(Excerpt from a dataset)
## START

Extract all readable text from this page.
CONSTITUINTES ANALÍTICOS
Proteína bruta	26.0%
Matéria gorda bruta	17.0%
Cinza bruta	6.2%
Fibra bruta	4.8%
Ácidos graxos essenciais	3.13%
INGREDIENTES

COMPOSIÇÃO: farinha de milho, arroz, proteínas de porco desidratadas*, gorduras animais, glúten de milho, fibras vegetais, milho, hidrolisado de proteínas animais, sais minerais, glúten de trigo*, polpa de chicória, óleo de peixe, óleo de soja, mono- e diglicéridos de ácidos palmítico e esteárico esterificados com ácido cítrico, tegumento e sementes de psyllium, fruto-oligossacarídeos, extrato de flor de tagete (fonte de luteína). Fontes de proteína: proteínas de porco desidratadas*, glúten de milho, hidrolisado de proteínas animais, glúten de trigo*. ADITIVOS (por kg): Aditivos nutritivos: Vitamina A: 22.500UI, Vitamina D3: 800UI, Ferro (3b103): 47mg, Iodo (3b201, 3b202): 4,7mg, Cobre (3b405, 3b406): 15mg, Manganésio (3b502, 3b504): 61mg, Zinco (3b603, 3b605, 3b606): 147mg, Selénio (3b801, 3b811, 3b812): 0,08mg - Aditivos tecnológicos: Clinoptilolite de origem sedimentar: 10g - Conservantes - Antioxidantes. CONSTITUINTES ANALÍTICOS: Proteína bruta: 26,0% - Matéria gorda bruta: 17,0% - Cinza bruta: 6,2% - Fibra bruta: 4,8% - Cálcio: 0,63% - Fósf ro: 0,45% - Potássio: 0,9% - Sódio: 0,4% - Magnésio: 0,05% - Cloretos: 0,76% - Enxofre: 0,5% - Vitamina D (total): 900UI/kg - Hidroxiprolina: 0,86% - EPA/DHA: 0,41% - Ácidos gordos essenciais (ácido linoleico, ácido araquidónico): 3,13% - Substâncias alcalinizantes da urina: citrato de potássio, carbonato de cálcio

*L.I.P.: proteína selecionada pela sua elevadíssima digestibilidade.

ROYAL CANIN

## END

→ **What the task requires**
Copy all lines from the material that hold "essenciais".

→ **Problem solution**
Ácidos graxos essenciais	3.13%
COMPOSIÇÃO: farinha de milho, arroz, proteínas de porco desidratadas*, gorduras animais, glúten de milho, fibras vegetais, milho, hidrolisado de proteínas animais, sais minerais, glúten de trigo*, polpa de chicória, óleo de peixe, óleo de soja, mono- e diglicéridos de ácidos palmítico e esteárico esterificados com ácido cítrico, tegumento e sementes de psyllium, fruto-oligossacarídeos, extrato de flor de tagete (fonte de luteína). Fontes de proteína: proteínas de porco desidratadas*, glúten de milho, hidrolisado de proteínas animais, glúten de trigo*. ADITIVOS (por kg): Aditivos nutritivos: Vitamina A: 22.500UI, Vitamina D3: 800UI, Ferro (3b103): 47mg, Iodo (3b201, 3b202): 4,7mg, Cobre (3b405, 3b406): 15mg, Manganésio (3b502, 3b504): 61mg, Zinco (3b603, 3b605, 3b606): 147mg, Selénio (3b801, 3b811, 3b812): 0,08mg - Aditivos tecnológicos: Clinoptilolite de origem sedimentar: 10g - Conservantes - Antioxidantes. CONSTITUINTES ANALÍTICOS: Proteína bruta: 26,0% - Matéria gorda bruta: 17,0% - Cinza bruta: 6,2% - Fibra bruta: 4,8% - Cálcio: 0,63% - Fósf ro: 0,45% - Potássio: 0,9% - Sódio: 0,4% - Magnésio: 0,05% - Cloretos: 0,76% - Enxofre: 0,5% - Vitamina D (total): 900UI/kg - Hidroxiprolina: 0,86% - EPA/DHA: 0,41% - Ácidos gordos essenciais (ácido linoleico, ácido araquidónico): 3,13% - Substâncias alcalinizantes da urina: citrato de potássio, carbonato de cálcio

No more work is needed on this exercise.